** DATA ROWS **
%%

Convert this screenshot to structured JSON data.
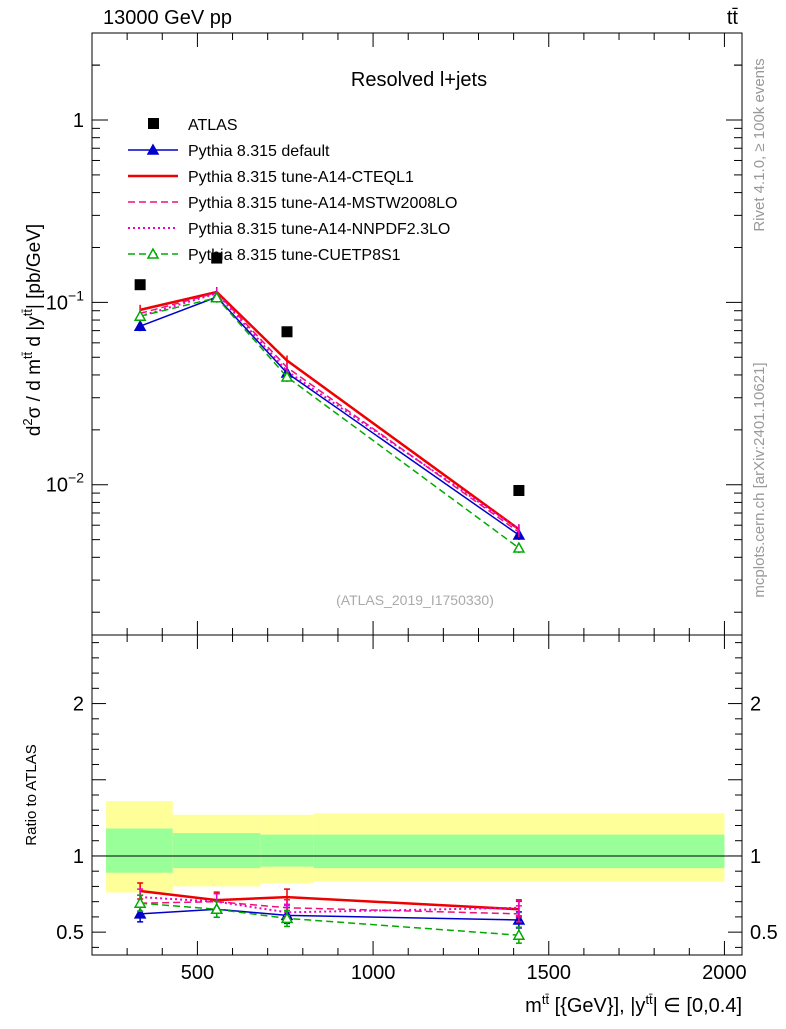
{
  "header": {
    "energy_label": "13000 GeV pp",
    "process_label": "tt̄"
  },
  "side_labels": {
    "rivet": "Rivet 4.1.0, ≥ 100k events",
    "source": "mcplots.cern.ch [arXiv:2401.10621]"
  },
  "chart_data": [
    {
      "type": "line",
      "panel": "main",
      "title": "Resolved l+jets",
      "ylabel": "d²σ / d m^{tt̄} d |y^{tt̄}| [pb/GeV]",
      "yscale": "log",
      "xlim": [
        200,
        2050
      ],
      "ylim": [
        0.0015,
        3.0
      ],
      "yticks": [
        {
          "value": 1,
          "label": "1"
        },
        {
          "value": 0.1,
          "label": "10⁻¹"
        },
        {
          "value": 0.01,
          "label": "10⁻²"
        }
      ],
      "analysis_label": "(ATLAS_2019_I1750330)",
      "x": [
        337,
        555,
        755,
        1415
      ],
      "data": {
        "name": "ATLAS",
        "color": "#000000",
        "values": [
          0.125,
          0.175,
          0.069,
          0.0093
        ]
      },
      "series": [
        {
          "name": "Pythia 8.315 default",
          "color": "#0000cc",
          "style": "solid",
          "marker": "triangle-filled",
          "values": [
            0.074,
            0.107,
            0.041,
            0.0053
          ]
        },
        {
          "name": "Pythia 8.315 tune-A14-CTEQL1",
          "color": "#ee0000",
          "style": "solid-thick",
          "marker": "none",
          "values": [
            0.091,
            0.114,
            0.048,
            0.0057
          ]
        },
        {
          "name": "Pythia 8.315 tune-A14-MSTW2008LO",
          "color": "#ee1177",
          "style": "dashed",
          "marker": "none",
          "values": [
            0.087,
            0.113,
            0.044,
            0.0055
          ]
        },
        {
          "name": "Pythia 8.315 tune-A14-NNPDF2.3LO",
          "color": "#ee00cc",
          "style": "dotted",
          "marker": "none",
          "values": [
            0.084,
            0.112,
            0.042,
            0.0057
          ]
        },
        {
          "name": "Pythia 8.315 tune-CUETP8S1",
          "color": "#00aa00",
          "style": "dashed",
          "marker": "triangle-open",
          "values": [
            0.084,
            0.106,
            0.039,
            0.0045
          ]
        }
      ]
    },
    {
      "type": "line",
      "panel": "ratio",
      "ylabel": "Ratio to ATLAS",
      "xlabel": "m^{tt̄} [{GeV}], |y^{tt̄}| ∈ [0,0.4]",
      "xlim": [
        200,
        2050
      ],
      "ylim": [
        0.35,
        2.45
      ],
      "xticks": [
        500,
        1000,
        1500,
        2000
      ],
      "yticks": [
        0.5,
        1,
        2
      ],
      "bands": {
        "edges": [
          240,
          430,
          680,
          830,
          2000
        ],
        "outer_low": [
          0.76,
          0.8,
          0.82,
          0.83
        ],
        "outer_high": [
          1.36,
          1.27,
          1.27,
          1.28
        ],
        "inner_low": [
          0.89,
          0.92,
          0.93,
          0.92
        ],
        "inner_high": [
          1.18,
          1.15,
          1.14,
          1.14
        ],
        "outer_color": "#ffff99",
        "inner_color": "#99ff99"
      },
      "x": [
        337,
        555,
        755,
        1415
      ],
      "series": [
        {
          "name": "Pythia 8.315 default",
          "values": [
            0.62,
            0.65,
            0.61,
            0.58
          ]
        },
        {
          "name": "Pythia 8.315 tune-A14-CTEQL1",
          "values": [
            0.77,
            0.71,
            0.73,
            0.65
          ]
        },
        {
          "name": "Pythia 8.315 tune-A14-MSTW2008LO",
          "values": [
            0.69,
            0.7,
            0.66,
            0.62
          ]
        },
        {
          "name": "Pythia 8.315 tune-A14-NNPDF2.3LO",
          "values": [
            0.73,
            0.7,
            0.63,
            0.66
          ]
        },
        {
          "name": "Pythia 8.315 tune-CUETP8S1",
          "values": [
            0.69,
            0.65,
            0.59,
            0.48
          ]
        }
      ]
    }
  ]
}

%%

** EXERCISE TASK **
Quote the preceding listing precisely and completely, omitting its images.

** ANSWER TO THE PROBLEM **
Convert this screenshot to structured JSON data.
{
  "header": {
    "energy_label": "13000 GeV pp",
    "process_label": "tt̄"
  },
  "side_labels": {
    "rivet": "Rivet 4.1.0, ≥ 100k events",
    "source": "mcplots.cern.ch [arXiv:2401.10621]"
  },
  "chart_data": [
    {
      "type": "line",
      "panel": "main",
      "title": "Resolved l+jets",
      "ylabel": "d²σ / d m^{tt̄} d |y^{tt̄}| [pb/GeV]",
      "yscale": "log",
      "xlim": [
        200,
        2050
      ],
      "ylim": [
        0.0015,
        3.0
      ],
      "yticks": [
        {
          "value": 1,
          "label": "1"
        },
        {
          "value": 0.1,
          "label": "10⁻¹"
        },
        {
          "value": 0.01,
          "label": "10⁻²"
        }
      ],
      "analysis_label": "(ATLAS_2019_I1750330)",
      "x": [
        337,
        555,
        755,
        1415
      ],
      "data": {
        "name": "ATLAS",
        "color": "#000000",
        "values": [
          0.125,
          0.175,
          0.069,
          0.0093
        ]
      },
      "series": [
        {
          "name": "Pythia 8.315 default",
          "color": "#0000cc",
          "style": "solid",
          "marker": "triangle-filled",
          "values": [
            0.074,
            0.107,
            0.041,
            0.0053
          ]
        },
        {
          "name": "Pythia 8.315 tune-A14-CTEQL1",
          "color": "#ee0000",
          "style": "solid-thick",
          "marker": "none",
          "values": [
            0.091,
            0.114,
            0.048,
            0.0057
          ]
        },
        {
          "name": "Pythia 8.315 tune-A14-MSTW2008LO",
          "color": "#ee1177",
          "style": "dashed",
          "marker": "none",
          "values": [
            0.087,
            0.113,
            0.044,
            0.0055
          ]
        },
        {
          "name": "Pythia 8.315 tune-A14-NNPDF2.3LO",
          "color": "#ee00cc",
          "style": "dotted",
          "marker": "none",
          "values": [
            0.084,
            0.112,
            0.042,
            0.0057
          ]
        },
        {
          "name": "Pythia 8.315 tune-CUETP8S1",
          "color": "#00aa00",
          "style": "dashed",
          "marker": "triangle-open",
          "values": [
            0.084,
            0.106,
            0.039,
            0.0045
          ]
        }
      ]
    },
    {
      "type": "line",
      "panel": "ratio",
      "ylabel": "Ratio to ATLAS",
      "xlabel": "m^{tt̄} [{GeV}], |y^{tt̄}| ∈ [0,0.4]",
      "xlim": [
        200,
        2050
      ],
      "ylim": [
        0.35,
        2.45
      ],
      "xticks": [
        500,
        1000,
        1500,
        2000
      ],
      "yticks": [
        0.5,
        1,
        2
      ],
      "bands": {
        "edges": [
          240,
          430,
          680,
          830,
          2000
        ],
        "outer_low": [
          0.76,
          0.8,
          0.82,
          0.83
        ],
        "outer_high": [
          1.36,
          1.27,
          1.27,
          1.28
        ],
        "inner_low": [
          0.89,
          0.92,
          0.93,
          0.92
        ],
        "inner_high": [
          1.18,
          1.15,
          1.14,
          1.14
        ],
        "outer_color": "#ffff99",
        "inner_color": "#99ff99"
      },
      "x": [
        337,
        555,
        755,
        1415
      ],
      "series": [
        {
          "name": "Pythia 8.315 default",
          "values": [
            0.62,
            0.65,
            0.61,
            0.58
          ]
        },
        {
          "name": "Pythia 8.315 tune-A14-CTEQL1",
          "values": [
            0.77,
            0.71,
            0.73,
            0.65
          ]
        },
        {
          "name": "Pythia 8.315 tune-A14-MSTW2008LO",
          "values": [
            0.69,
            0.7,
            0.66,
            0.62
          ]
        },
        {
          "name": "Pythia 8.315 tune-A14-NNPDF2.3LO",
          "values": [
            0.73,
            0.7,
            0.63,
            0.66
          ]
        },
        {
          "name": "Pythia 8.315 tune-CUETP8S1",
          "values": [
            0.69,
            0.65,
            0.59,
            0.48
          ]
        }
      ]
    }
  ]
}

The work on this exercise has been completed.